Instructions to follow:
Your task is to output the data exactly as it stands.
----
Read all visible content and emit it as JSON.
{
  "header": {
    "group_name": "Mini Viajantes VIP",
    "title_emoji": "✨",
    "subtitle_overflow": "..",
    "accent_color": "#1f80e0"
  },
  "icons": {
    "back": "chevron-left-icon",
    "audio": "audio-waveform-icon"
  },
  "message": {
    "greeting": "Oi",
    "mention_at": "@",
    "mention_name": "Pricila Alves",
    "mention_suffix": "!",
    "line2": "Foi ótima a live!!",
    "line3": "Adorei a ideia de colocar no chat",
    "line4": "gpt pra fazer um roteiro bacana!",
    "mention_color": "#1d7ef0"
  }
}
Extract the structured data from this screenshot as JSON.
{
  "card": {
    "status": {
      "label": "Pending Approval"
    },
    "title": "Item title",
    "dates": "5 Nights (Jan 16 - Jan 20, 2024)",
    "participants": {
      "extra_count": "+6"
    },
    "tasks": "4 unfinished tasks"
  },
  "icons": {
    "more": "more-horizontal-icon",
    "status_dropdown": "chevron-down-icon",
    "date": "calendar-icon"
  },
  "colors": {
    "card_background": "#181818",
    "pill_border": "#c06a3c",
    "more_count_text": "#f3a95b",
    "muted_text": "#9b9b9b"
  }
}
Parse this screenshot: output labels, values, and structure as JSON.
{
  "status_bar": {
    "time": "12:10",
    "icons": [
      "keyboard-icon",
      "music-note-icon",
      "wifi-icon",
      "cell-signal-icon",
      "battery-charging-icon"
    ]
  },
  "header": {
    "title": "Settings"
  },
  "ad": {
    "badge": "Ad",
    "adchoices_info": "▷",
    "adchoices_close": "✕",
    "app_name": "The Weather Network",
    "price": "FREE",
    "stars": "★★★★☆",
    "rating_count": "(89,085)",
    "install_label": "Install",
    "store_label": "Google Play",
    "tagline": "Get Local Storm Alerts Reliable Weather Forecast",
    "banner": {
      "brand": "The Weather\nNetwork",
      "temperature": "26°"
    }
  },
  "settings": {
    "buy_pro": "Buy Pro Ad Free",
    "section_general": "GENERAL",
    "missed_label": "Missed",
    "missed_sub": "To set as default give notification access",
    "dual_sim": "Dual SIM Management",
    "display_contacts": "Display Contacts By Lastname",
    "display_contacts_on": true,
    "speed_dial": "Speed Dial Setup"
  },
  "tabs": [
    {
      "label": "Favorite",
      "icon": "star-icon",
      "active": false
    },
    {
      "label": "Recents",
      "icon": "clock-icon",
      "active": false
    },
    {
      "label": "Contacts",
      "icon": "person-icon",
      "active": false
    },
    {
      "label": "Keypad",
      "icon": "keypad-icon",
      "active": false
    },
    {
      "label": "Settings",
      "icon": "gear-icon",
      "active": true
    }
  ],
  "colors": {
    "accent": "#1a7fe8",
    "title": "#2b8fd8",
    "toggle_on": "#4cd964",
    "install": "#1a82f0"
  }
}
----
Solution for this task:
Read all visible content and emit it as JSON.
{
  "header": {
    "group_name": "Mini Viajantes VIP",
    "title_emoji": "✨",
    "subtitle_overflow": "..",
    "accent_color": "#1f80e0"
  },
  "icons": {
    "back": "chevron-left-icon",
    "audio": "audio-waveform-icon"
  },
  "message": {
    "greeting": "Oi",
    "mention_at": "@",
    "mention_name": "Pricila Alves",
    "mention_suffix": "!",
    "line2": "Foi ótima a live!!",
    "line3": "Adorei a ideia de colocar no chat",
    "line4": "gpt pra fazer um roteiro bacana!",
    "mention_color": "#1d7ef0"
  }
}
Extract the structured data from this screenshot as JSON.
{
  "card": {
    "status": {
      "label": "Pending Approval"
    },
    "title": "Item title",
    "dates": "5 Nights (Jan 16 - Jan 20, 2024)",
    "participants": {
      "extra_count": "+6"
    },
    "tasks": "4 unfinished tasks"
  },
  "icons": {
    "more": "more-horizontal-icon",
    "status_dropdown": "chevron-down-icon",
    "date": "calendar-icon"
  },
  "colors": {
    "card_background": "#181818",
    "pill_border": "#c06a3c",
    "more_count_text": "#f3a95b",
    "muted_text": "#9b9b9b"
  }
}
Parse this screenshot: output labels, values, and structure as JSON.
{
  "status_bar": {
    "time": "12:10",
    "icons": [
      "keyboard-icon",
      "music-note-icon",
      "wifi-icon",
      "cell-signal-icon",
      "battery-charging-icon"
    ]
  },
  "header": {
    "title": "Settings"
  },
  "ad": {
    "badge": "Ad",
    "adchoices_info": "▷",
    "adchoices_close": "✕",
    "app_name": "The Weather Network",
    "price": "FREE",
    "stars": "★★★★☆",
    "rating_count": "(89,085)",
    "install_label": "Install",
    "store_label": "Google Play",
    "tagline": "Get Local Storm Alerts Reliable Weather Forecast",
    "banner": {
      "brand": "The Weather\nNetwork",
      "temperature": "26°"
    }
  },
  "settings": {
    "buy_pro": "Buy Pro Ad Free",
    "section_general": "GENERAL",
    "missed_label": "Missed",
    "missed_sub": "To set as default give notification access",
    "dual_sim": "Dual SIM Management",
    "display_contacts": "Display Contacts By Lastname",
    "display_contacts_on": true,
    "speed_dial": "Speed Dial Setup"
  },
  "tabs": [
    {
      "label": "Favorite",
      "icon": "star-icon",
      "active": false
    },
    {
      "label": "Recents",
      "icon": "clock-icon",
      "active": false
    },
    {
      "label": "Contacts",
      "icon": "person-icon",
      "active": false
    },
    {
      "label": "Keypad",
      "icon": "keypad-icon",
      "active": false
    },
    {
      "label": "Settings",
      "icon": "gear-icon",
      "active": true
    }
  ],
  "colors": {
    "accent": "#1a7fe8",
    "title": "#2b8fd8",
    "toggle_on": "#4cd964",
    "install": "#1a82f0"
  }
}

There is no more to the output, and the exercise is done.